**What you are asked to do:** Omit any picture, and return the remaining data exactly as written.

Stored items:

——————

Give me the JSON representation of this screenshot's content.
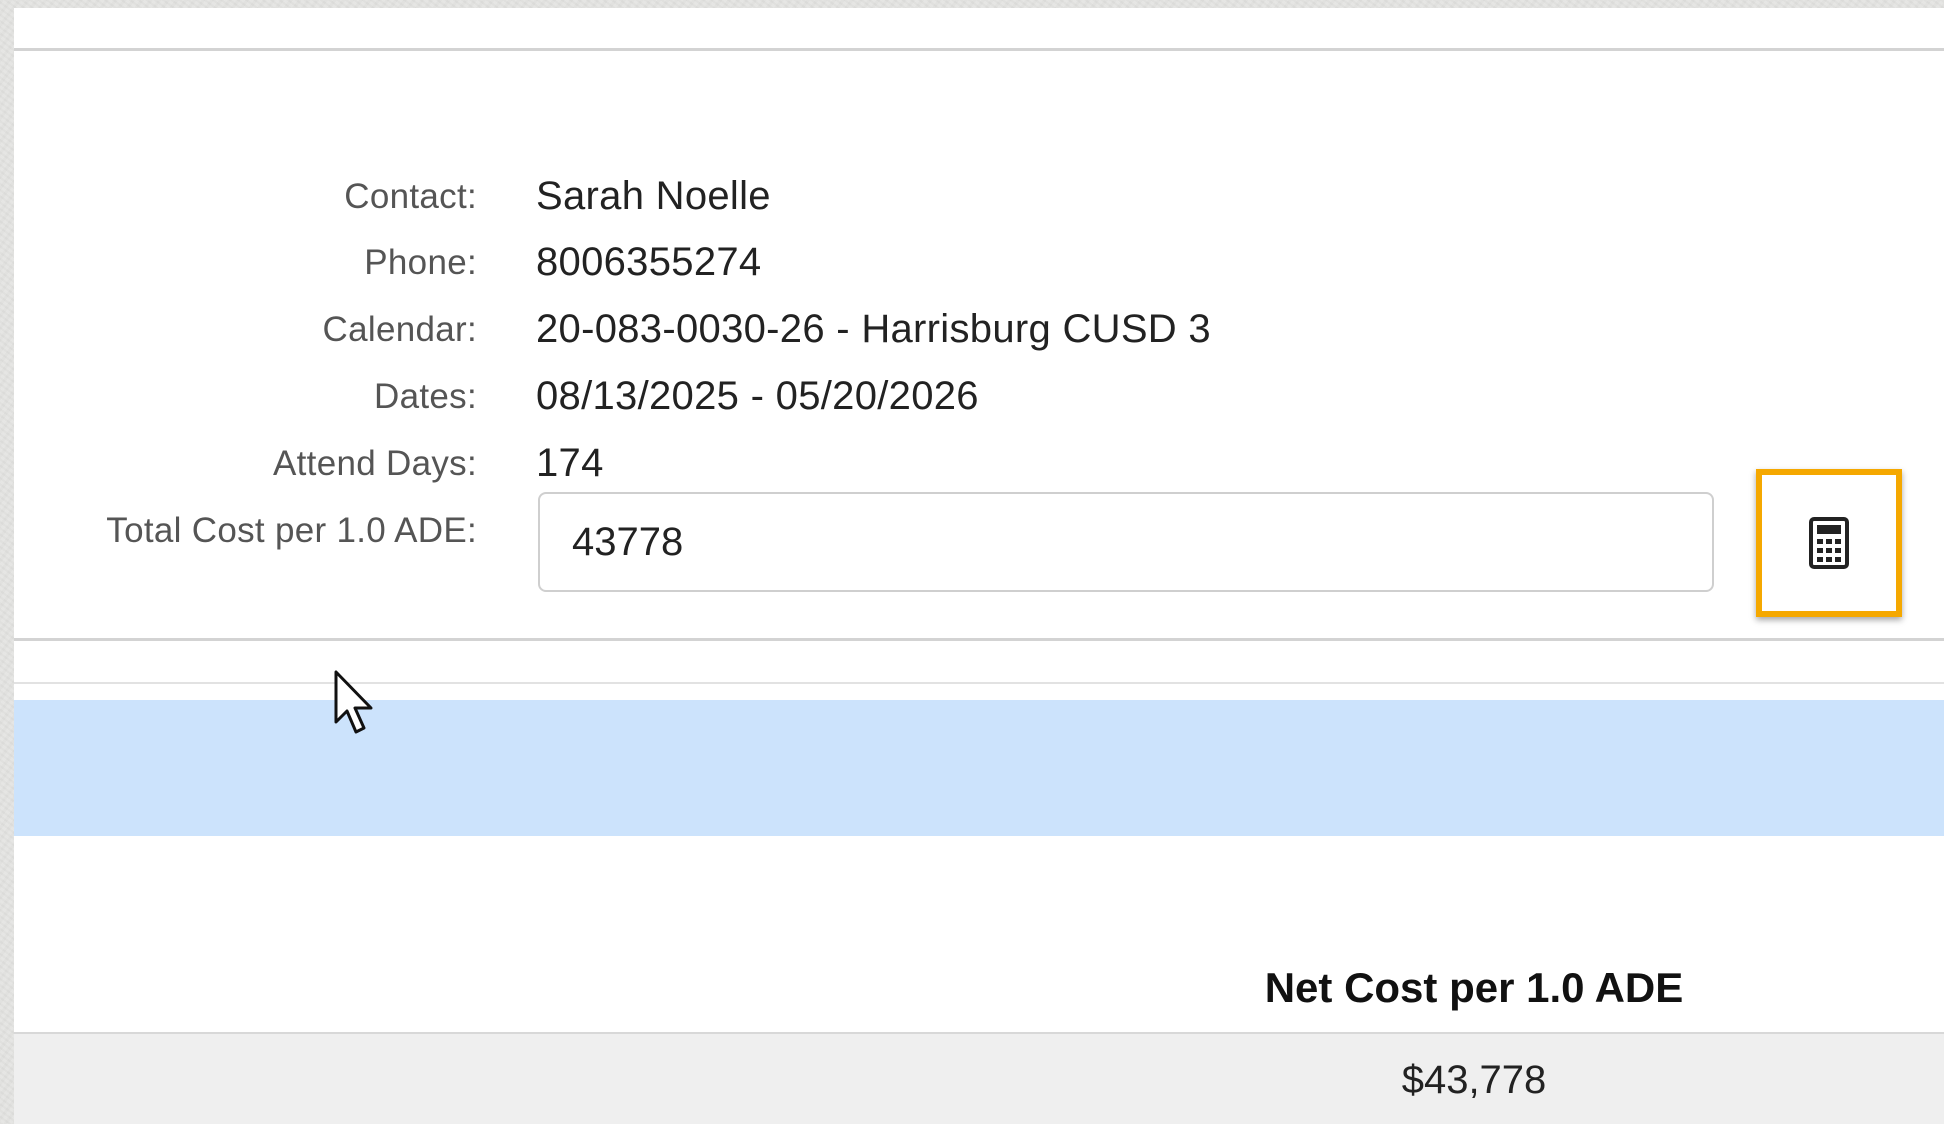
{
  "fields": [
    {
      "label": "Contact:",
      "value": "Sarah Noelle"
    },
    {
      "label": "Phone:",
      "value": "8006355274"
    },
    {
      "label": "Calendar:",
      "value": "20-083-0030-26 - Harrisburg CUSD 3"
    },
    {
      "label": "Dates:",
      "value": "08/13/2025 - 05/20/2026"
    },
    {
      "label": "Attend Days:",
      "value": "174"
    }
  ],
  "total_cost": {
    "label": "Total Cost per 1.0 ADE:",
    "value": "43778"
  },
  "calculator_button": {
    "icon": "calculator-icon",
    "highlight_color": "#f5a800"
  },
  "table": {
    "header": "Net Cost per 1.0 ADE",
    "rows": [
      {
        "net_cost": "$43,778"
      }
    ]
  },
  "colors": {
    "selection_band": "#cce3fc"
  }
}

——————

**Solved problem:**
Give me the JSON representation of this screenshot's content.
{
  "fields": [
    {
      "label": "Contact:",
      "value": "Sarah Noelle"
    },
    {
      "label": "Phone:",
      "value": "8006355274"
    },
    {
      "label": "Calendar:",
      "value": "20-083-0030-26 - Harrisburg CUSD 3"
    },
    {
      "label": "Dates:",
      "value": "08/13/2025 - 05/20/2026"
    },
    {
      "label": "Attend Days:",
      "value": "174"
    }
  ],
  "total_cost": {
    "label": "Total Cost per 1.0 ADE:",
    "value": "43778"
  },
  "calculator_button": {
    "icon": "calculator-icon",
    "highlight_color": "#f5a800"
  },
  "table": {
    "header": "Net Cost per 1.0 ADE",
    "rows": [
      {
        "net_cost": "$43,778"
      }
    ]
  },
  "colors": {
    "selection_band": "#cce3fc"
  }
}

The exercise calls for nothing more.